* [SOURCE EXCERPT]
Sundsvall () is a city and the seat of Sundsvall Municipality in Västernorrland County, Sweden. It has a population of 58,807 as of 2020; more than 95,000 live in the municipal area. It is Sweden's 21st largest city by population.

History

The town was chartered in 1621, and a first urban plan for Sundsvall was probably created by Olof Bure in 1642, less likely in 1623. It has a port by the Gulf of Bothnia, and is located 395 km north of Stockholm. The city has burned down and been rebuilt four times. The first time, in 1721, it was set on fire by the Russian army during the Russian Pillage of 1719-1721. 

According to one historian, Swedish industrialism started in Sundsvall when the Tunadal sawmill bought a steam-engine driven saw in 1849. In the early 20th century Sundsvall was an even greater centre of forestry industry in Sweden than it is today.
The first large Swedish strike was the "Sundsvall strike" in 1879. The industrial heritage makes social democrat and socialist sympathies more prevalent in the Sundsvall region than in Sweden as a whole.

In 1888 on 25 June, strong wind and dry conditions contributed to two city fires in Sweden on the same day. On this day both Umeå and Sundsvall caught fire. The Sundsvall fire was the largest in Sweden's history. It is presumed that the fire was caused by a spark from a steamship. After the fire, and unlike Umeå, the decision was to rebuild using stone. Sundsvall's centre was later nicknamed Stenstaden (the stone city). One advantage of the new construction was that within three years the town was arguing that it should be allowed reduced insurance as new rules had been brought in that applied to wooden towns. One disadvantage was that after the fire only the better off could afford to live in the centre.

Today Sundsvall is not only dominated by the pulp and paper industry, and the aluminium production but there are also banks, insurance companies, telecommunications administration and a number of large public data-processing centres such as the national social insurance board. The main campus of the newly established Mid Sweden University (Mittuniversitetet) is also located in the city. The university is a collaboration between Östersund, Sundsvall and Härnösand.

* [MATERIAL]
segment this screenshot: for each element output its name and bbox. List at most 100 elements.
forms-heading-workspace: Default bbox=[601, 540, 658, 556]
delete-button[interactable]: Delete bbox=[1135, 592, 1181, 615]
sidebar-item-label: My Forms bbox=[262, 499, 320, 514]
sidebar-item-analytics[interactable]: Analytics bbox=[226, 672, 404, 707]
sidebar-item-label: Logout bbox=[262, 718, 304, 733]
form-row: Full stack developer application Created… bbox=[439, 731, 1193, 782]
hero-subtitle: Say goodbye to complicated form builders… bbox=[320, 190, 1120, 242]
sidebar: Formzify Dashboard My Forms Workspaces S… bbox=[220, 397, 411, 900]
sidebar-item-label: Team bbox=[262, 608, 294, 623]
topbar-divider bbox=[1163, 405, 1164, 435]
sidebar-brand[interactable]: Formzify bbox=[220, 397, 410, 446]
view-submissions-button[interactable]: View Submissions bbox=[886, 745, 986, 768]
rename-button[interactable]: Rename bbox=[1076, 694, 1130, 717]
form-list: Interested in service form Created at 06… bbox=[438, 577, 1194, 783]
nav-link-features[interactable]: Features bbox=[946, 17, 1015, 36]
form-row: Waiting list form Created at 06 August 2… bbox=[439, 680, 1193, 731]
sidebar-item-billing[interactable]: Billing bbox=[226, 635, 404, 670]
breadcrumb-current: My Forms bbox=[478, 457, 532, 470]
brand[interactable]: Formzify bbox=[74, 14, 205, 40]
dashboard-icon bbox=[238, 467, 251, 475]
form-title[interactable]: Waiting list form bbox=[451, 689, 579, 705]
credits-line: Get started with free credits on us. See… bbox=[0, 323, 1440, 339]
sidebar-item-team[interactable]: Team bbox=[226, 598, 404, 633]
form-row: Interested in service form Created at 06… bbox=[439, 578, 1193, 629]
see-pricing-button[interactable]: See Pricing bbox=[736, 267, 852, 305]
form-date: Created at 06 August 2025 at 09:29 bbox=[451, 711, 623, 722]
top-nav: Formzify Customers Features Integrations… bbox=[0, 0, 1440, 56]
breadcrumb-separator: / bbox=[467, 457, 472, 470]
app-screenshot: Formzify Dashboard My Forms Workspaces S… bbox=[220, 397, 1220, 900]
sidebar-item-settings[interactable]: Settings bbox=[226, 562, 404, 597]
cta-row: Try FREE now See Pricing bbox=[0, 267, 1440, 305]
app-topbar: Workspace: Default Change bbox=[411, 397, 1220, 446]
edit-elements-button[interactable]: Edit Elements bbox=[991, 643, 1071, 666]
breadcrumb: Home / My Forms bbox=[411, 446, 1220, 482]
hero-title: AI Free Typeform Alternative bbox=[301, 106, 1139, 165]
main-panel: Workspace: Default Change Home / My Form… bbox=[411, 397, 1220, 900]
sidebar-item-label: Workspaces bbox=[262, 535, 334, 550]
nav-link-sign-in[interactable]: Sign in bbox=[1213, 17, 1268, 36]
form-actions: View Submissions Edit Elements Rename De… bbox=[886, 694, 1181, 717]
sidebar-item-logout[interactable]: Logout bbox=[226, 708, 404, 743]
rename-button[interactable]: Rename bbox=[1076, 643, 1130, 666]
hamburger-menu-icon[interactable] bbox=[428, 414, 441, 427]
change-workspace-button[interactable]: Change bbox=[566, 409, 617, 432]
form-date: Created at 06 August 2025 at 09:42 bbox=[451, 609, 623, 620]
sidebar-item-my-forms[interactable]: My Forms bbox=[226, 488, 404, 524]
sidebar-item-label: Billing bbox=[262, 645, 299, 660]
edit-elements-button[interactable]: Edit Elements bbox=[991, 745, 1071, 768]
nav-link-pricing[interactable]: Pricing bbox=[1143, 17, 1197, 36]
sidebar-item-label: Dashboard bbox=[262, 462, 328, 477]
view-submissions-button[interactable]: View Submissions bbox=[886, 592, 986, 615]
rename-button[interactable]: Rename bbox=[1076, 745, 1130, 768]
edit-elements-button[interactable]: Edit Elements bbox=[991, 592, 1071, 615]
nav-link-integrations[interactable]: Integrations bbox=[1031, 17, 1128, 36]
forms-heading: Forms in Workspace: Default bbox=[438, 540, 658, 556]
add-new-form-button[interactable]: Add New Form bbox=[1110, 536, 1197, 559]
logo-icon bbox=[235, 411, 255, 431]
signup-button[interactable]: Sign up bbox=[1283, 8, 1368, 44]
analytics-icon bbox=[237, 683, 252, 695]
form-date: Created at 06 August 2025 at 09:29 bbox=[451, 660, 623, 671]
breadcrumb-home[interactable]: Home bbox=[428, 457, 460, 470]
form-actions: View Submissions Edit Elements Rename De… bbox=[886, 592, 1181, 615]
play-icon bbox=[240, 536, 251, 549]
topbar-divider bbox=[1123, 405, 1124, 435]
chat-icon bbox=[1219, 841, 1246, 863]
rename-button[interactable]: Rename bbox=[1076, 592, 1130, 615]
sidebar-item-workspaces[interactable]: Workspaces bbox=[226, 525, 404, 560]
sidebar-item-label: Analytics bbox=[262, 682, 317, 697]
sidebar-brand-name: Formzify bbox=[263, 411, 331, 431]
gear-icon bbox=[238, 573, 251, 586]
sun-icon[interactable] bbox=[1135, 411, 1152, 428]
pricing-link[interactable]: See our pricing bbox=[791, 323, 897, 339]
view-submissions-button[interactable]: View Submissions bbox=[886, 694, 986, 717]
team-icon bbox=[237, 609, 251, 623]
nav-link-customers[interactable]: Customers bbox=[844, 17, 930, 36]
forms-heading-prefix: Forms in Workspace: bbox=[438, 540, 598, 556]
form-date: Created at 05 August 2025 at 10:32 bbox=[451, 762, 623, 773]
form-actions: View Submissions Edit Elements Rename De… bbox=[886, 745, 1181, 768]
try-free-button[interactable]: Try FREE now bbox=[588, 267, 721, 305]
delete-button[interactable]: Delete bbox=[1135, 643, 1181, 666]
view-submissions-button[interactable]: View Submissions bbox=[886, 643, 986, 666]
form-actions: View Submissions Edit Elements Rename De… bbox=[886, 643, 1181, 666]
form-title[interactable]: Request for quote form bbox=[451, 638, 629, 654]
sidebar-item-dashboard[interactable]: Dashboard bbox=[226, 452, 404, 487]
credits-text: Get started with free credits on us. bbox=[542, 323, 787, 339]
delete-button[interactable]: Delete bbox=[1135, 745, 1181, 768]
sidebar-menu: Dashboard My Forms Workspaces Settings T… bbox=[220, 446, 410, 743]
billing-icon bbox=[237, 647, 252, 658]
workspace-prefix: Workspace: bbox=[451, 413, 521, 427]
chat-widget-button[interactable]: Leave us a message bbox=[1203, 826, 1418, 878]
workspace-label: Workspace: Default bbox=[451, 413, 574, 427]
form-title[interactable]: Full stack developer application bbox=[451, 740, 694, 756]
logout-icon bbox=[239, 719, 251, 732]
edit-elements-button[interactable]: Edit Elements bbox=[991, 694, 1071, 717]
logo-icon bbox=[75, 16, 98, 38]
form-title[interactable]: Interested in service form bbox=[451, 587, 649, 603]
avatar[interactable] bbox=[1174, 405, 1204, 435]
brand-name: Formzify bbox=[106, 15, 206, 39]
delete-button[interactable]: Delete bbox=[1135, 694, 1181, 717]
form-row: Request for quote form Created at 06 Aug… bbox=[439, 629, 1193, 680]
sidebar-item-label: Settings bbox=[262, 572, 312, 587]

* [WORK TO DO]
1) Rewrite everything in the records from the first line down to the line containing "rename-button[interactable]: Rename bbox=[1076, 694, 1130, 717]", substituting "Formify" for "Formzify" and leaving all else unchanged.
2) Carry the text on Sundsvall forward from its last sentence.
The text about Sundsvall and the records have nothing to do with each other.

* [TASK RESPONSES]
1)
segment this screenshot: for each element output its name and bbox. List at most 100 elements.
forms-heading-workspace: Default bbox=[601, 540, 658, 556]
delete-button[interactable]: Delete bbox=[1135, 592, 1181, 615]
sidebar-item-label: My Forms bbox=[262, 499, 320, 514]
sidebar-item-analytics[interactable]: Analytics bbox=[226, 672, 404, 707]
sidebar-item-label: Logout bbox=[262, 718, 304, 733]
form-row: Full stack developer application Created… bbox=[439, 731, 1193, 782]
hero-subtitle: Say goodbye to complicated form builders… bbox=[320, 190, 1120, 242]
sidebar: Formify Dashboard My Forms Workspaces S… bbox=[220, 397, 411, 900]
sidebar-item-label: Team bbox=[262, 608, 294, 623]
topbar-divider bbox=[1163, 405, 1164, 435]
sidebar-brand[interactable]: Formify bbox=[220, 397, 410, 446]
view-submissions-button[interactable]: View Submissions bbox=[886, 745, 986, 768]
rename-button[interactable]: Rename bbox=[1076, 694, 1130, 717]

2)
Demography

Culture
During 1987–2013, there was a summer music festival called Gatufesten.  Starting in 2014 there's a new one called Hamnyran. There are two theatres and various musical venues. There is also a small guitar festival and a larger heavy metal festival every autumn called Nordfest. Sundsvall is also home to the unique festival Musikschlaget, which is a song contest for groups around Sweden with disabilities.

Transport
Its airport is Sundsvall-Timrå Airport, also called Midlanda.

Sport

Alnö IF, association football
GIF Sundsvall, association football
IF Sundsvall Hockey, ice hockey
IFK Sundsvall, association football
Sundsvalls AIK (sv), wrestling (https://www.sundsvallsaik.se/)
Sundsvalls DFF, association football
Kovlands IF, multi-sport alliance club
Kovlands Ishockeyförening, ice hockey
Selånger SK, multi-sport alliance club
Selånger FK, association football
Selånger SK Bandy, bandy
Sidsjö-Böle IF, association football
Sund IF, association football
Sundsvall Dragons, basketball
Sundsvall Flames, American football

Notable people
Otto Wallin, boxer
Garmarna, folk band
The Same, punk band 
Sigrid Hjertén (1885–1948), painter
Vilma Abrahamsson (1999–), football player
Harry Ahlin (1900–1969), actor
Per Arne Collinder (1890–1975), astronomer (born in Sundsvall)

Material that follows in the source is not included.